Source records
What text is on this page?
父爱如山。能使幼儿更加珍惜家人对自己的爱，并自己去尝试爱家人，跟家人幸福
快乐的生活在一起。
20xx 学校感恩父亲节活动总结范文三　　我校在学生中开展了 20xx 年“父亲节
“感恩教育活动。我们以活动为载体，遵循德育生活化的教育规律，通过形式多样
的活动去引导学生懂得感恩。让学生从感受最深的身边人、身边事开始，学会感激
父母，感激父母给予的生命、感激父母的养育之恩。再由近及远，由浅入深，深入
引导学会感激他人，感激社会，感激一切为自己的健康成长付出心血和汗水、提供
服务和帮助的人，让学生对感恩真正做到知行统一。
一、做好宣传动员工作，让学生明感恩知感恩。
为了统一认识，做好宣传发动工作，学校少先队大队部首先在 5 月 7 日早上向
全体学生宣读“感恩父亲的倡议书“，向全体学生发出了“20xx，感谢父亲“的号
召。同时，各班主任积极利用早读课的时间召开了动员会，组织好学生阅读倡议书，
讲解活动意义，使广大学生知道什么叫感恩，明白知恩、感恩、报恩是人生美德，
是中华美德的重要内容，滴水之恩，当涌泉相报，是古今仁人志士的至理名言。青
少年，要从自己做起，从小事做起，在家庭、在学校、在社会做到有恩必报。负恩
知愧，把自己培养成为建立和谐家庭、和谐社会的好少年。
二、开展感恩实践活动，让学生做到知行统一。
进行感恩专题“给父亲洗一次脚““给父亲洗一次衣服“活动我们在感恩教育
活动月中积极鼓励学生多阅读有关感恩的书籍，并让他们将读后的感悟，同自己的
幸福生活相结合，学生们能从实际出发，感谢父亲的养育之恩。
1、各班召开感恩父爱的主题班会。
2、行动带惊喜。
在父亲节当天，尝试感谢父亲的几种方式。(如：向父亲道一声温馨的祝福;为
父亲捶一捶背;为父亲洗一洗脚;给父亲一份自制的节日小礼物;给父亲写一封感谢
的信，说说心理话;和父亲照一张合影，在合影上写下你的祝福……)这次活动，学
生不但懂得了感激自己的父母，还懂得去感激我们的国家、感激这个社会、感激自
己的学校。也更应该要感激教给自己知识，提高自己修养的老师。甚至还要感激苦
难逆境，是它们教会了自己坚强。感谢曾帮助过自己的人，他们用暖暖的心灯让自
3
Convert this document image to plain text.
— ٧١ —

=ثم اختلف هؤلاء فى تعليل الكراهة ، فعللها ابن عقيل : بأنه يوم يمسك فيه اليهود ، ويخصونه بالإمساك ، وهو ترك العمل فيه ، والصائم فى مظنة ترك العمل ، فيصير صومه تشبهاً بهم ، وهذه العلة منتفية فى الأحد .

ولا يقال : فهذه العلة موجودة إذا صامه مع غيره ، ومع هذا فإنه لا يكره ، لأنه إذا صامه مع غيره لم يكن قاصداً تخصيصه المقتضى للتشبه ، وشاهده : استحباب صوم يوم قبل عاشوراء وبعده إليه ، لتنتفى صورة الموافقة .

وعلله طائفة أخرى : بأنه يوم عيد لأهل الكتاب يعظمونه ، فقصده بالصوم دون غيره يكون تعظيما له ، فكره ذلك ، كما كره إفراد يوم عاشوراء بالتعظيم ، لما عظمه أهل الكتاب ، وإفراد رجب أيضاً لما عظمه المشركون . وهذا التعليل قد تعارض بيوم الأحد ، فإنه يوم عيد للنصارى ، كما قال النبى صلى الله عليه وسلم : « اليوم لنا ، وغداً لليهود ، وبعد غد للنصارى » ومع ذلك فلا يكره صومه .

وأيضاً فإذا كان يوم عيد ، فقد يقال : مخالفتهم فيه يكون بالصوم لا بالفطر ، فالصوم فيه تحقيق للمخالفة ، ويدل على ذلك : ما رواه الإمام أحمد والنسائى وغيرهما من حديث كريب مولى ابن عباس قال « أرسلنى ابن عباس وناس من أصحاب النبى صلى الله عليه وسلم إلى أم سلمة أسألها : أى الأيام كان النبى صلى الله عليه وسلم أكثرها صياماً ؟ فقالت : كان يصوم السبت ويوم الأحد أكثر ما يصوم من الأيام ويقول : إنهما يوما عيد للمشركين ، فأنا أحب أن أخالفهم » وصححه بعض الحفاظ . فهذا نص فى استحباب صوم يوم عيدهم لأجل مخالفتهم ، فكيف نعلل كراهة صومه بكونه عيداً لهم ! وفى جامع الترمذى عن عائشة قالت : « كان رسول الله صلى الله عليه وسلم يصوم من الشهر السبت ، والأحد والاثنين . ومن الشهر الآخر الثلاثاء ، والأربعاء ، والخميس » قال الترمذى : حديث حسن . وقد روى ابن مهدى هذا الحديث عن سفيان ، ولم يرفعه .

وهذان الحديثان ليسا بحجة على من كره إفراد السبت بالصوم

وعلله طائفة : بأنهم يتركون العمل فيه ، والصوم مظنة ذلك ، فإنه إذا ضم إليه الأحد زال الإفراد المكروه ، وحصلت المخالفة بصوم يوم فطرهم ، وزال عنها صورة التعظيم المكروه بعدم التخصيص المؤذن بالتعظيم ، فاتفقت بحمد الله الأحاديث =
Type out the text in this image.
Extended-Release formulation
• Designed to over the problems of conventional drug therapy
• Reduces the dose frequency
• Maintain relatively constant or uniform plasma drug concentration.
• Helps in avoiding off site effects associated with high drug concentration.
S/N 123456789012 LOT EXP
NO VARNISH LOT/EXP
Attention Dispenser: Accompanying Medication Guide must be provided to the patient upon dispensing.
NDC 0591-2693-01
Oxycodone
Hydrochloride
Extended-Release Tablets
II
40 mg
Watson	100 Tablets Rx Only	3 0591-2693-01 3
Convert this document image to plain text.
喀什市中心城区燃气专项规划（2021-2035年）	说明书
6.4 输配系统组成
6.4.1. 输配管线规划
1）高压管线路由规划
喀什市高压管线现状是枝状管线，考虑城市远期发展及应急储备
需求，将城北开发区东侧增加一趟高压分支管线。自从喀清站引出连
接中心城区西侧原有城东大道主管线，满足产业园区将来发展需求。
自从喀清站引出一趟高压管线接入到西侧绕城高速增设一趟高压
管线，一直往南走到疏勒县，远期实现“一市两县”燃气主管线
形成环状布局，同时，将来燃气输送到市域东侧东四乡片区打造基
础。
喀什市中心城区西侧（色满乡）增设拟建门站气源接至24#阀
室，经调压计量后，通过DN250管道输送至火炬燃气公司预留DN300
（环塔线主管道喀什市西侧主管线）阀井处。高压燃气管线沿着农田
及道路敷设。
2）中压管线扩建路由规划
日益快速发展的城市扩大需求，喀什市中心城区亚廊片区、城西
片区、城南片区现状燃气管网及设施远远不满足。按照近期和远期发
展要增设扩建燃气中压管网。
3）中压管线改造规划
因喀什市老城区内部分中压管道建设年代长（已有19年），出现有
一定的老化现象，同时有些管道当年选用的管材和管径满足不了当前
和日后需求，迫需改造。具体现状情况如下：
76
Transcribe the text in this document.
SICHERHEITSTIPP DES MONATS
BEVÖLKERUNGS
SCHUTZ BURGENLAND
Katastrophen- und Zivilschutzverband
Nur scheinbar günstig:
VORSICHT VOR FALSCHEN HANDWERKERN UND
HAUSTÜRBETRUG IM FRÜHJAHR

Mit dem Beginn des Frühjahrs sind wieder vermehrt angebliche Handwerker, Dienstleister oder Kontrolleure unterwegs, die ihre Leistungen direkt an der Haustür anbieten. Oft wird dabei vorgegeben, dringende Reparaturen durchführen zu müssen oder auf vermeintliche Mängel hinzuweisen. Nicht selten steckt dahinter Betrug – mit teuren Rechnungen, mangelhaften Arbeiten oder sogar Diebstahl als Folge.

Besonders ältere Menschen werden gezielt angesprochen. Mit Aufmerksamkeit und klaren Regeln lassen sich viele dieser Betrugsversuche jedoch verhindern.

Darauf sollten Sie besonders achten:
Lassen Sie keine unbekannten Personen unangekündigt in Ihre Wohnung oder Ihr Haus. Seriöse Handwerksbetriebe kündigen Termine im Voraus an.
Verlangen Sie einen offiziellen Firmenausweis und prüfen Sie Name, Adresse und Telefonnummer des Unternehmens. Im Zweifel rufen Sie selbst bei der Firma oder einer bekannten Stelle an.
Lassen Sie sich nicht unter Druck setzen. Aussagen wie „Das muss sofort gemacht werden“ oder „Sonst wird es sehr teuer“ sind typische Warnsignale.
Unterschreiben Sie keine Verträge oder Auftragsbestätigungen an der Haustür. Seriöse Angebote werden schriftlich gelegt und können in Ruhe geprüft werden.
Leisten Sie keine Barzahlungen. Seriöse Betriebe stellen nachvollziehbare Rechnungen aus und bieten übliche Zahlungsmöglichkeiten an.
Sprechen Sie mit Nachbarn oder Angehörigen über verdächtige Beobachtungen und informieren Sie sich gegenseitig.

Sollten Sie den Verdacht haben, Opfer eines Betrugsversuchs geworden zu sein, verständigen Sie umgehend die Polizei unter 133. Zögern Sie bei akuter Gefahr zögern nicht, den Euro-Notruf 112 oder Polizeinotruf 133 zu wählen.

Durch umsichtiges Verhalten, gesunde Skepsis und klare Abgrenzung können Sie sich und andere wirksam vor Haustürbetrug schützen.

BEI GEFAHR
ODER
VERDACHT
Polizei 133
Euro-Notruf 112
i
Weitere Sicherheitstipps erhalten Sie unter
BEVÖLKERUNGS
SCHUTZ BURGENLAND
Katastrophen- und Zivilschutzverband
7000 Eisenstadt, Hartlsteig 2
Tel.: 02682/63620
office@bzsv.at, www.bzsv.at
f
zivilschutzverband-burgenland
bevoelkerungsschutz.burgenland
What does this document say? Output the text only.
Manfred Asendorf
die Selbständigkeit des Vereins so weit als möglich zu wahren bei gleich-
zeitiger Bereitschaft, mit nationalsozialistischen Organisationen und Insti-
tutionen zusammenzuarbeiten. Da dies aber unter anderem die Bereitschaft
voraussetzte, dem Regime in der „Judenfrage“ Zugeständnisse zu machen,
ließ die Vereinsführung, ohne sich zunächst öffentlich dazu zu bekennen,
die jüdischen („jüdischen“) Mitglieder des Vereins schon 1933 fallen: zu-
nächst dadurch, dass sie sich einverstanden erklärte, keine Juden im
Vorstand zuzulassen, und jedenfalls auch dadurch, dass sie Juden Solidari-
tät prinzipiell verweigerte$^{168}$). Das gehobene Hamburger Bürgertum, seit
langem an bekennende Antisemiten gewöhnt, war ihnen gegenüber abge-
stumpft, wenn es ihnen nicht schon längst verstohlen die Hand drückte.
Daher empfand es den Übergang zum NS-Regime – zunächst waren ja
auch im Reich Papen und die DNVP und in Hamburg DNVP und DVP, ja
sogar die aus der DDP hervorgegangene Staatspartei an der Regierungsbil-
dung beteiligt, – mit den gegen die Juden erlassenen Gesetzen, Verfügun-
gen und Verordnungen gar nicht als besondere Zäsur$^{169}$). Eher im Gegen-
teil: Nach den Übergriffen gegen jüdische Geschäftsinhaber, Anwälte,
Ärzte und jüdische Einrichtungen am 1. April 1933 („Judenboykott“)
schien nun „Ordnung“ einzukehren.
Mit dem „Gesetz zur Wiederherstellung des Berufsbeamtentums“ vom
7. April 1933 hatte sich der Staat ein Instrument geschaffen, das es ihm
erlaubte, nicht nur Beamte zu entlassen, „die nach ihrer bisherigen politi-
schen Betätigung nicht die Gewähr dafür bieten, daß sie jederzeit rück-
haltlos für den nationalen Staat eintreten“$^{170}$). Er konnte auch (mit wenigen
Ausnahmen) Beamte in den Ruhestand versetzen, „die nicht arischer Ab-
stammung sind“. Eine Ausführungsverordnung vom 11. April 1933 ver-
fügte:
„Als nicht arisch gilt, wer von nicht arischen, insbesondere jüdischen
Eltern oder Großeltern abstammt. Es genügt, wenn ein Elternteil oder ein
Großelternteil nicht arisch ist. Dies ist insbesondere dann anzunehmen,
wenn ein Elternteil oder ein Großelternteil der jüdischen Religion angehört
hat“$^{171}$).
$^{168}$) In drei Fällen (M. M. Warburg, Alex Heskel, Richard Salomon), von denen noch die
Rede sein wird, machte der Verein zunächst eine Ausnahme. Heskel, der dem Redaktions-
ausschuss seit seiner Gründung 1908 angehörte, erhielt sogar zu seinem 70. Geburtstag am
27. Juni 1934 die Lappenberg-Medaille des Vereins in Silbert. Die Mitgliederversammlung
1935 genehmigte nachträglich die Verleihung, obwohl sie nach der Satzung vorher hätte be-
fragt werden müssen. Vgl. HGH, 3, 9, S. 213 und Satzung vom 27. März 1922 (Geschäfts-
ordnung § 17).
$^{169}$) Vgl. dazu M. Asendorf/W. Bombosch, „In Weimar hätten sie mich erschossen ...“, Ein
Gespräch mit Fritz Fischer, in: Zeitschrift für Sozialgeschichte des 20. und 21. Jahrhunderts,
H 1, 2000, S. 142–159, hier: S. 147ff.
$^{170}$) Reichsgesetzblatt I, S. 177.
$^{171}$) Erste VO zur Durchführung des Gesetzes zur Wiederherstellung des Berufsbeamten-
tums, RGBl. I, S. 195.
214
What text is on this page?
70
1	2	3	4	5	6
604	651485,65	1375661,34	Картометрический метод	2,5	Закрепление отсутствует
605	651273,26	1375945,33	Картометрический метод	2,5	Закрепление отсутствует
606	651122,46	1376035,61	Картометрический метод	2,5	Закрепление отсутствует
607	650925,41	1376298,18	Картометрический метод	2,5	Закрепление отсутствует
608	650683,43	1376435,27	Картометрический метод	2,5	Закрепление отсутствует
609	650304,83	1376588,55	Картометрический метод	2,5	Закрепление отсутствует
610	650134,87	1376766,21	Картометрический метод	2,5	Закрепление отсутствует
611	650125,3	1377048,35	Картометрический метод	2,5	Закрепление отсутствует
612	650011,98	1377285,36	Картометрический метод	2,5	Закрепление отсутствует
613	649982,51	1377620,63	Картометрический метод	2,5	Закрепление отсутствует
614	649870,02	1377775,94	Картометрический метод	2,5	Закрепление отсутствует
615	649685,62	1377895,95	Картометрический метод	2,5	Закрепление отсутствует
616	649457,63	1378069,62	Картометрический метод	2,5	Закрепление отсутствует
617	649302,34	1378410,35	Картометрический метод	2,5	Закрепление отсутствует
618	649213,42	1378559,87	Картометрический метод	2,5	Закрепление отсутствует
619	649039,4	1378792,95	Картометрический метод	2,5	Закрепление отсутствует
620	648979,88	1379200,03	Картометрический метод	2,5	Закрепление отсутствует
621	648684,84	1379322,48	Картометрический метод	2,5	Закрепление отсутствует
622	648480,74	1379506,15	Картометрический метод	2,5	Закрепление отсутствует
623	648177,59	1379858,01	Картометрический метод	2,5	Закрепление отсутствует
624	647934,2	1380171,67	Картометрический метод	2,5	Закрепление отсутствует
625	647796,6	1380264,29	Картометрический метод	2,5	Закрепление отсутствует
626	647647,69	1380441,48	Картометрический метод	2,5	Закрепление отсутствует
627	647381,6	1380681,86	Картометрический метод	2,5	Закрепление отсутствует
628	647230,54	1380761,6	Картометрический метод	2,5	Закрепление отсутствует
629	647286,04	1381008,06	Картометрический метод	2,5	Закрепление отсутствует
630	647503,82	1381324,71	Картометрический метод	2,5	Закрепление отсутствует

> [What you have to do] From the data, pick out every line that includes "وعلله".

> [Reply]
وعلله طائفة أخرى : بأنه يوم عيد لأهل الكتاب يعظمونه ، فقصده بالصوم دون غيره يكون تعظيما له ، فكره ذلك ، كما كره إفراد يوم عاشوراء بالتعظيم ، لما عظمه أهل الكتاب ، وإفراد رجب أيضاً لما عظمه المشركون . وهذا التعليل قد تعارض بيوم الأحد ، فإنه يوم عيد للنصارى ، كما قال النبى صلى الله عليه وسلم : « اليوم لنا ، وغداً لليهود ، وبعد غد للنصارى » ومع ذلك فلا يكره صومه .
وعلله طائفة : بأنهم يتركون العمل فيه ، والصوم مظنة ذلك ، فإنه إذا ضم إليه الأحد زال الإفراد المكروه ، وحصلت المخالفة بصوم يوم فطرهم ، وزال عنها صورة التعظيم المكروه بعدم التخصيص المؤذن بالتعظيم ، فاتفقت بحمد الله الأحاديث =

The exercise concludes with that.